What you are asked to do:
Retype the whole listing, please, keeping every line exact and dropping the pictures.

Given entries:
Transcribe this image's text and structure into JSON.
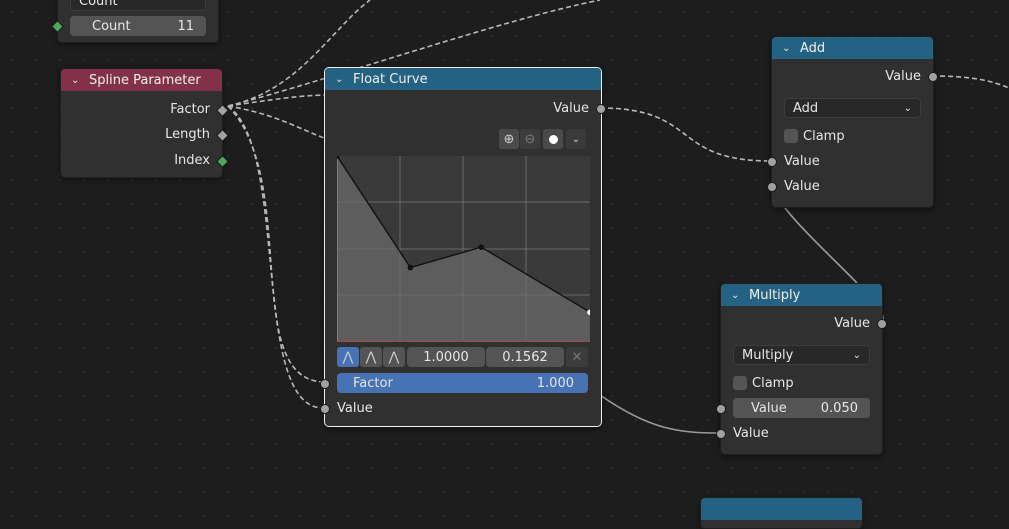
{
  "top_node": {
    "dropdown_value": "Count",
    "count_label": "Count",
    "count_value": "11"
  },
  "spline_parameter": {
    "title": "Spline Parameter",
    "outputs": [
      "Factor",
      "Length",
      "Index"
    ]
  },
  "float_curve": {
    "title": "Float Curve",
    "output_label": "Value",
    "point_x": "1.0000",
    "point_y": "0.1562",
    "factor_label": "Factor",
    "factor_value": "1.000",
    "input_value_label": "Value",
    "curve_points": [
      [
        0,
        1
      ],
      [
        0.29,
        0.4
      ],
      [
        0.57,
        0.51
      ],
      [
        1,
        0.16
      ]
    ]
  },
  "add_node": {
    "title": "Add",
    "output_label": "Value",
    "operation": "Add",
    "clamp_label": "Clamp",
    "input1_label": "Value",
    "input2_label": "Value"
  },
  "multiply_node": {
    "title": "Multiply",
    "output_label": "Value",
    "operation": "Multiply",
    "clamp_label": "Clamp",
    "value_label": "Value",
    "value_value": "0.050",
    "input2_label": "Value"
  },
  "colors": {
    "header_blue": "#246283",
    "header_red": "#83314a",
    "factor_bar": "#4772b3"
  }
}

Task response:
Transcribe this image's text and structure into JSON.
{
  "top_node": {
    "dropdown_value": "Count",
    "count_label": "Count",
    "count_value": "11"
  },
  "spline_parameter": {
    "title": "Spline Parameter",
    "outputs": [
      "Factor",
      "Length",
      "Index"
    ]
  },
  "float_curve": {
    "title": "Float Curve",
    "output_label": "Value",
    "point_x": "1.0000",
    "point_y": "0.1562",
    "factor_label": "Factor",
    "factor_value": "1.000",
    "input_value_label": "Value",
    "curve_points": [
      [
        0,
        1
      ],
      [
        0.29,
        0.4
      ],
      [
        0.57,
        0.51
      ],
      [
        1,
        0.16
      ]
    ]
  },
  "add_node": {
    "title": "Add",
    "output_label": "Value",
    "operation": "Add",
    "clamp_label": "Clamp",
    "input1_label": "Value",
    "input2_label": "Value"
  },
  "multiply_node": {
    "title": "Multiply",
    "output_label": "Value",
    "operation": "Multiply",
    "clamp_label": "Clamp",
    "value_label": "Value",
    "value_value": "0.050",
    "input2_label": "Value"
  },
  "colors": {
    "header_blue": "#246283",
    "header_red": "#83314a",
    "factor_bar": "#4772b3"
  }
}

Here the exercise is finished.